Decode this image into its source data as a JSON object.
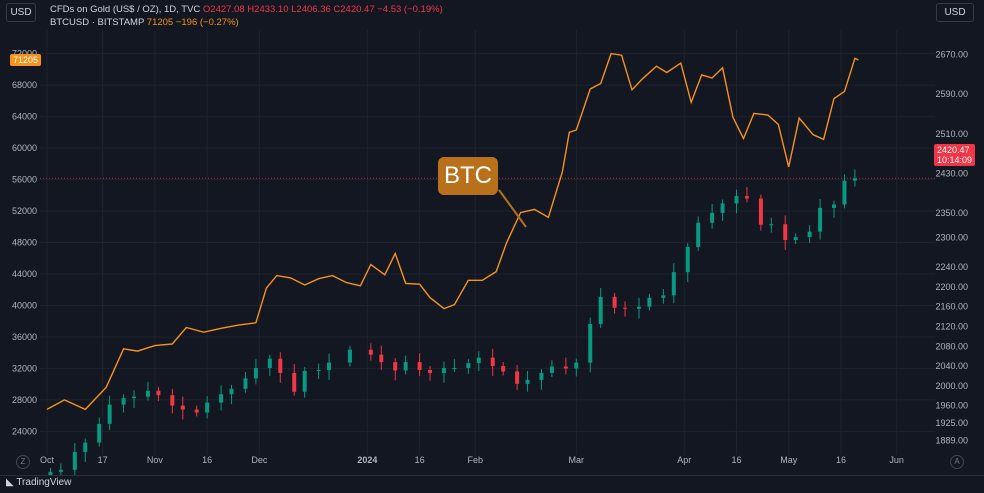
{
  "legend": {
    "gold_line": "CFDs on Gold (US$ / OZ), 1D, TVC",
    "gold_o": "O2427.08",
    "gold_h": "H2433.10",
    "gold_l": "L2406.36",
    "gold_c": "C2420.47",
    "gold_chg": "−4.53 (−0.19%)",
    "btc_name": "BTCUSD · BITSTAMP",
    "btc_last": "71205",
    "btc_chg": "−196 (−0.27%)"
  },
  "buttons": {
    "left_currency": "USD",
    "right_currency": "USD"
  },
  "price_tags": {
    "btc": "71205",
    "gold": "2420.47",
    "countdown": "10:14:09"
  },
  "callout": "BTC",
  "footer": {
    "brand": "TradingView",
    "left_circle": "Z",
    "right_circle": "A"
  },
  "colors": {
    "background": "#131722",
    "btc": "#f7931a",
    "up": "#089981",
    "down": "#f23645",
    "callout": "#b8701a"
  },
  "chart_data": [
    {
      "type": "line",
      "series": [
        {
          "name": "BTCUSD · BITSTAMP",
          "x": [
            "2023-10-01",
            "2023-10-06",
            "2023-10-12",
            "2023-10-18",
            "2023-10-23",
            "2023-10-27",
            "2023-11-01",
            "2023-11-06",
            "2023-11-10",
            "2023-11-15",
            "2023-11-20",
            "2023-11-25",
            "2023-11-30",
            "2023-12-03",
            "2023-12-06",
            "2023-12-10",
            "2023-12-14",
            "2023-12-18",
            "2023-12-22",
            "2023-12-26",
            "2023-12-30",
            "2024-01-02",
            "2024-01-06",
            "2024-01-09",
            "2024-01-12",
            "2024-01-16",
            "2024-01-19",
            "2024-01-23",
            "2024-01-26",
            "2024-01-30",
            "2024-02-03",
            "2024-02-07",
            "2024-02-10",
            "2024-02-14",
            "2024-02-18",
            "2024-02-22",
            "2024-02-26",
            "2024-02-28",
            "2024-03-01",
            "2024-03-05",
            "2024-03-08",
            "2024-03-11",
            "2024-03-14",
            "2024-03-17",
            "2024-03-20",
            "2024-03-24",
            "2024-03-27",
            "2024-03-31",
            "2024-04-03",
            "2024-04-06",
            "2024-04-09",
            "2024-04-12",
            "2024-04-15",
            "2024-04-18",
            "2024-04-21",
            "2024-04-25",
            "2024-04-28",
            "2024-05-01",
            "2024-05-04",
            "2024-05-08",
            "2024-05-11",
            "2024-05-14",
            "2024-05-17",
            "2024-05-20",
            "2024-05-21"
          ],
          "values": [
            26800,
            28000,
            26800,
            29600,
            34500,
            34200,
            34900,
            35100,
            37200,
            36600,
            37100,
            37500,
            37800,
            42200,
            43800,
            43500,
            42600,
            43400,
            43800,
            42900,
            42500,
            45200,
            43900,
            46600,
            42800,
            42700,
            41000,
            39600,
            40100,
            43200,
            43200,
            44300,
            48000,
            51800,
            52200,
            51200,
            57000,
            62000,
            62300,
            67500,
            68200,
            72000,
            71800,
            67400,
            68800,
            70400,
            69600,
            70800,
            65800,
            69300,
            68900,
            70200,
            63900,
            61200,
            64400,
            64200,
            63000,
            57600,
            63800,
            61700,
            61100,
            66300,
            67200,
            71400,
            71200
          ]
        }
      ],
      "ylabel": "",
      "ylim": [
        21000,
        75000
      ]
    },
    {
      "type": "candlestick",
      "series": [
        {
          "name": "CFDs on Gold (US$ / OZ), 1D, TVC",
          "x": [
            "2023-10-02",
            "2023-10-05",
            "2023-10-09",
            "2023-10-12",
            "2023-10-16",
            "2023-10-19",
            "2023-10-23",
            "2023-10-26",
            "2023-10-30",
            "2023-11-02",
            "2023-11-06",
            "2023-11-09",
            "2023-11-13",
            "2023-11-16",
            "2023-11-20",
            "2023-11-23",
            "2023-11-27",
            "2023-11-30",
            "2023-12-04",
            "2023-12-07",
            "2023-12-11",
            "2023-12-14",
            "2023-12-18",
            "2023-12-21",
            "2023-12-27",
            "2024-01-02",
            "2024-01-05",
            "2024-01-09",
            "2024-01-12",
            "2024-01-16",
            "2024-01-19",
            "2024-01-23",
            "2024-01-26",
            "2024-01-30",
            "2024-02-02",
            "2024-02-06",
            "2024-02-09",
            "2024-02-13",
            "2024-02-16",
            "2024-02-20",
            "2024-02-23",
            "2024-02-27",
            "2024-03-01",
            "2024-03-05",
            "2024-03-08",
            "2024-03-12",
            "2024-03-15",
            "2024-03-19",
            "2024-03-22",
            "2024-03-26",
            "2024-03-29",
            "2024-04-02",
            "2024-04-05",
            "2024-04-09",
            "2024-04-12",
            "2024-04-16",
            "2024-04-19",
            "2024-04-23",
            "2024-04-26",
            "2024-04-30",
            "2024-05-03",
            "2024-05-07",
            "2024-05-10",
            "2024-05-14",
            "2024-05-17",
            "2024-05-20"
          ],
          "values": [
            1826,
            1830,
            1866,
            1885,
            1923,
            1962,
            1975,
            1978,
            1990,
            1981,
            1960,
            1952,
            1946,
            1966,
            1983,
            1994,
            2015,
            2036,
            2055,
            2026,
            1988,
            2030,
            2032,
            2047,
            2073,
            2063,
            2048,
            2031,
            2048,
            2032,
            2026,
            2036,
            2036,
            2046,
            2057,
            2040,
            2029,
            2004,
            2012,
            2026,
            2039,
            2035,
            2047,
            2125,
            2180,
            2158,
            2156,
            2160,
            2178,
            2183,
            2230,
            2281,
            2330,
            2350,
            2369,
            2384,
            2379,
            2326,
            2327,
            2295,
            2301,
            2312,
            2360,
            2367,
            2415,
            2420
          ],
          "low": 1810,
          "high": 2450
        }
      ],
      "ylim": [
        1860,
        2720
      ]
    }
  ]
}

----------------

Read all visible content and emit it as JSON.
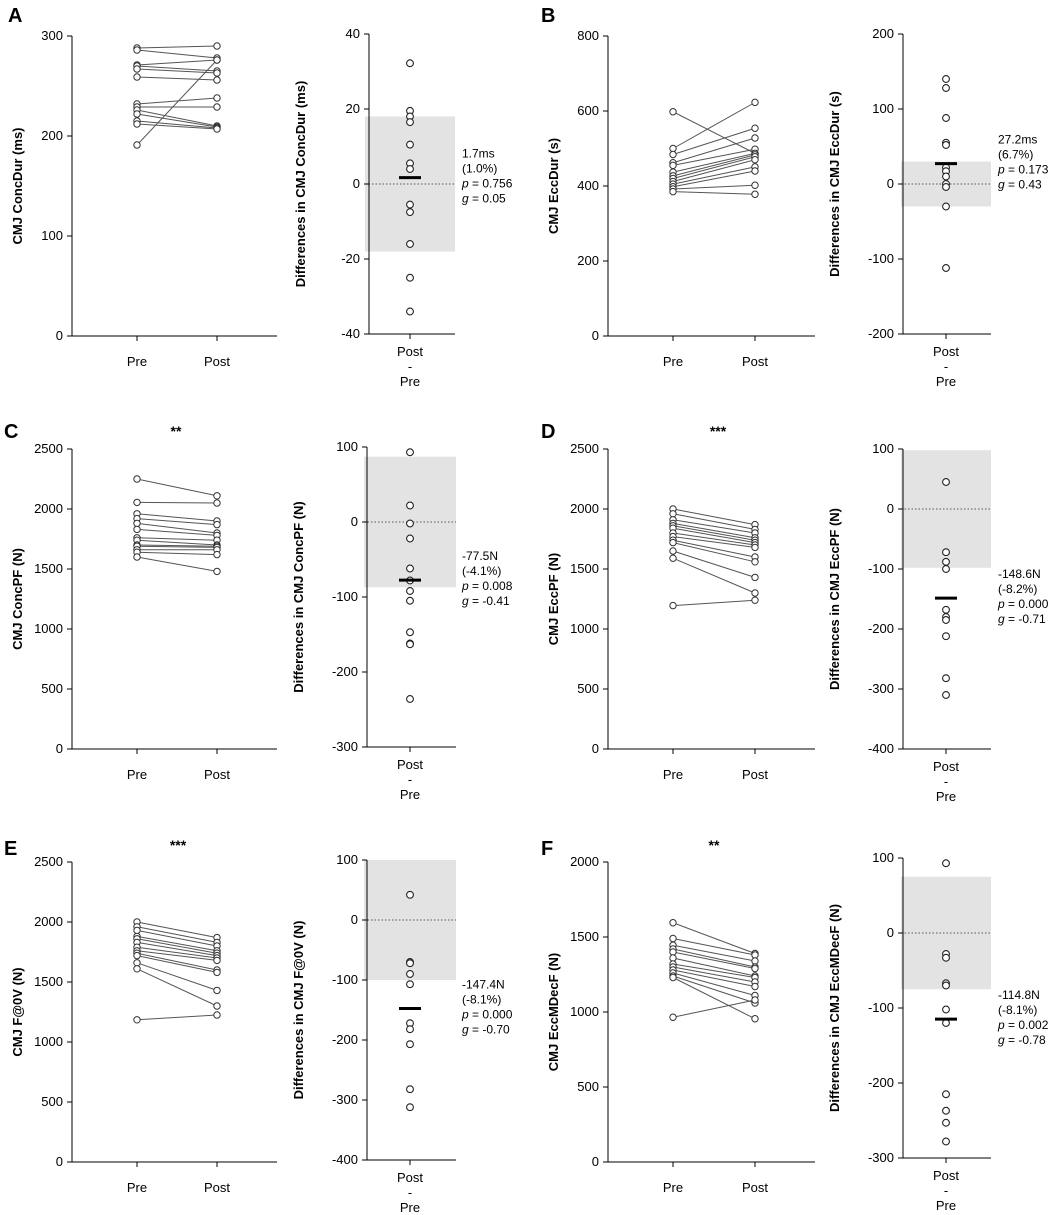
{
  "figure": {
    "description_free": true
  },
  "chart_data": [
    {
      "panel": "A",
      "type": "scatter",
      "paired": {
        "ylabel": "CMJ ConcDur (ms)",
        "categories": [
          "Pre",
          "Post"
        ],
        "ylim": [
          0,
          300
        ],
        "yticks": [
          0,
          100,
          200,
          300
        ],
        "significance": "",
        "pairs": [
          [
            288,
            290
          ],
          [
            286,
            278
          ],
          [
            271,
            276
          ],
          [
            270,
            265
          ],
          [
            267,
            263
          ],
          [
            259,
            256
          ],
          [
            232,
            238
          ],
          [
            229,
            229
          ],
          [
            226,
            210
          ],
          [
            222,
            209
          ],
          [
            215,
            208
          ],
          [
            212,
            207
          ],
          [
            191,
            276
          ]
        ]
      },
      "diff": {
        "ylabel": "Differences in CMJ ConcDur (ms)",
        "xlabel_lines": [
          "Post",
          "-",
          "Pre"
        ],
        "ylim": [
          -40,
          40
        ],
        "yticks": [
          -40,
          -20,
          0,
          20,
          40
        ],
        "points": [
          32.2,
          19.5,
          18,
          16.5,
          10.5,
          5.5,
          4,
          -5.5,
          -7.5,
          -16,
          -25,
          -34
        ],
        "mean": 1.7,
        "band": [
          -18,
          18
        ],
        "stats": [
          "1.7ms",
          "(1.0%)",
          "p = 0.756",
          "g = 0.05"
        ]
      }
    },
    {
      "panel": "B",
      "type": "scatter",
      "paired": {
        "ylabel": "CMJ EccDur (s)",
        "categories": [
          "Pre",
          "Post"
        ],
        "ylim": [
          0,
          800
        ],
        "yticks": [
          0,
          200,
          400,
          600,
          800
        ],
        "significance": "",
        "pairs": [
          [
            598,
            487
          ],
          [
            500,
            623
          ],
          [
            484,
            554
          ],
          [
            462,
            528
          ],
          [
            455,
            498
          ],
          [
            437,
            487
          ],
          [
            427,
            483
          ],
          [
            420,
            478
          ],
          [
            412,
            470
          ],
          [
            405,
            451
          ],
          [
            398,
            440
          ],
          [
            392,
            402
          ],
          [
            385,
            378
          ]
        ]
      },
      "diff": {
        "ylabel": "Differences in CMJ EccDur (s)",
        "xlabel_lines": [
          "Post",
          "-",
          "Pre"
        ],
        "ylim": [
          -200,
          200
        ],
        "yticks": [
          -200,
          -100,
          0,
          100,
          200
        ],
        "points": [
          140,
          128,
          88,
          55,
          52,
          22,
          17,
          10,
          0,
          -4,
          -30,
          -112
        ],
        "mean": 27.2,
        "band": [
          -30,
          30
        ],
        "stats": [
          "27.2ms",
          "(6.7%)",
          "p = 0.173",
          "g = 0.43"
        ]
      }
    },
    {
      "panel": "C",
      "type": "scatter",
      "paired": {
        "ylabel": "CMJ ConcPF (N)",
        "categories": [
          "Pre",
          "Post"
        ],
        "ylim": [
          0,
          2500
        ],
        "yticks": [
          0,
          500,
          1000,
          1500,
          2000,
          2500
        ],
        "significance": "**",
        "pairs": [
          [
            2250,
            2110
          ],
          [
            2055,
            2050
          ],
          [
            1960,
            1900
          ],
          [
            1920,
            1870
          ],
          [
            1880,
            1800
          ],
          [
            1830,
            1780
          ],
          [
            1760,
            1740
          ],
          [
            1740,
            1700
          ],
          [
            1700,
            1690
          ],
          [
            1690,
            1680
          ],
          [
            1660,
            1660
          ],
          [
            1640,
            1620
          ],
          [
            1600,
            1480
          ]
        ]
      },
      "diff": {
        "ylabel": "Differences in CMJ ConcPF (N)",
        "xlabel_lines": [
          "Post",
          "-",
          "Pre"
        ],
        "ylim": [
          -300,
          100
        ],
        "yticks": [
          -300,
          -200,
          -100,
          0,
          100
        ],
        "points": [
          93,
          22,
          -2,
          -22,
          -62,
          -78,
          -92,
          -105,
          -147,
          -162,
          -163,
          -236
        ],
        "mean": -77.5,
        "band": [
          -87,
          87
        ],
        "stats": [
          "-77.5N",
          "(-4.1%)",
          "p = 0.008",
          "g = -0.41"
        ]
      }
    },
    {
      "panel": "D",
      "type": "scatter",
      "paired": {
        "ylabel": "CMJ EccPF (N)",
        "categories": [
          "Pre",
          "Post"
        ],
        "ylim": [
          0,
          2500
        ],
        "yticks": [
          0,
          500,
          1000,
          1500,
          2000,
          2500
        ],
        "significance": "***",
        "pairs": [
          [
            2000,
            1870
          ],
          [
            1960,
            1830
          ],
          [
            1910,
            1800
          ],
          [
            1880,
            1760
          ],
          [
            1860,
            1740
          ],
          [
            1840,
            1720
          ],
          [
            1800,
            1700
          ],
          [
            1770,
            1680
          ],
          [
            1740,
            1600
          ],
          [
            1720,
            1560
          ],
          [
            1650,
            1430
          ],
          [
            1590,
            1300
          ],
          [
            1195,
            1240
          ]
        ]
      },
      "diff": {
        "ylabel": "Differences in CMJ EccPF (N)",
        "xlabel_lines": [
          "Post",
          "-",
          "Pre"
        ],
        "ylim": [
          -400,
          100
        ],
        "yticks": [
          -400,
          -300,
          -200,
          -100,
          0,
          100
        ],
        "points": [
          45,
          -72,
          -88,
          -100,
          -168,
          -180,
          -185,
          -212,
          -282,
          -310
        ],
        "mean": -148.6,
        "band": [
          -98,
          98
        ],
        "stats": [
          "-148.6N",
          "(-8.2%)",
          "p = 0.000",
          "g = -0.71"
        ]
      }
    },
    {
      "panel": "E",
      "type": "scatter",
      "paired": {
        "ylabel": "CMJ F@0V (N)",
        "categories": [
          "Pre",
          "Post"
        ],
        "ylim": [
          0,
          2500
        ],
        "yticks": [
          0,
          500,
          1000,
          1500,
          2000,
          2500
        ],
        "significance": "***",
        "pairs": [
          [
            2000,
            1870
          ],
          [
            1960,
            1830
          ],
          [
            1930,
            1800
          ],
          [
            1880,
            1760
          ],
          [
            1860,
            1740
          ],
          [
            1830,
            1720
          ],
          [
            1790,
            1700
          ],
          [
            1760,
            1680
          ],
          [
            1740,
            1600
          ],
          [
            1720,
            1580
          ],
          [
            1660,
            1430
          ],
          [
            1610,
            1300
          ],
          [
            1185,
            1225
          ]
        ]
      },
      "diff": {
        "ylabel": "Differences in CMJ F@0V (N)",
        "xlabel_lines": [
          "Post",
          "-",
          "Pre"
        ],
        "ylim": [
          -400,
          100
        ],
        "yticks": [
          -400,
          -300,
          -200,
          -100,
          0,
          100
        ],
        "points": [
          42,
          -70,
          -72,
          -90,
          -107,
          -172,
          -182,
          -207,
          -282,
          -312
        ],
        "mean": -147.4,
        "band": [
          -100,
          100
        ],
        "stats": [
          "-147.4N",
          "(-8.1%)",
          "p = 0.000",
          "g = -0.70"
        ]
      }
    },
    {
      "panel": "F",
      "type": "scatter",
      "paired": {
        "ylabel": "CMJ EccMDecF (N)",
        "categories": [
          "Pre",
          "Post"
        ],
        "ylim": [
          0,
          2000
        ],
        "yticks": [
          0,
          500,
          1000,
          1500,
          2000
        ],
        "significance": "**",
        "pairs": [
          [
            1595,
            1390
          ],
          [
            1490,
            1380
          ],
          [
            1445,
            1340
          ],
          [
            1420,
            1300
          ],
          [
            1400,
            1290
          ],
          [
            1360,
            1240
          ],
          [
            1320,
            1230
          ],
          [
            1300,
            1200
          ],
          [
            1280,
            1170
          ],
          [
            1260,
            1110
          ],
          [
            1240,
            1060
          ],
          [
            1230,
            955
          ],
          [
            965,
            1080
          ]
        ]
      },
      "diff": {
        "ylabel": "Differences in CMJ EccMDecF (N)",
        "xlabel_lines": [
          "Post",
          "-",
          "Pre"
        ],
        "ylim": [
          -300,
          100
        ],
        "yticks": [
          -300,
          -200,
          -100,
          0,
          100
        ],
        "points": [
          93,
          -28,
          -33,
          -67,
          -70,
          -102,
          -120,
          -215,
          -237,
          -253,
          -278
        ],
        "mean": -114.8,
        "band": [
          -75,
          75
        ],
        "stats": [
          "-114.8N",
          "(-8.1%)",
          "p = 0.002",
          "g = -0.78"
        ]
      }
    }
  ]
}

----------------

■ **Task**: Using the entries above, tally how many lines have the word "BTCUSD" in them; write the number and nothing more.

■ **Worked answer**: 2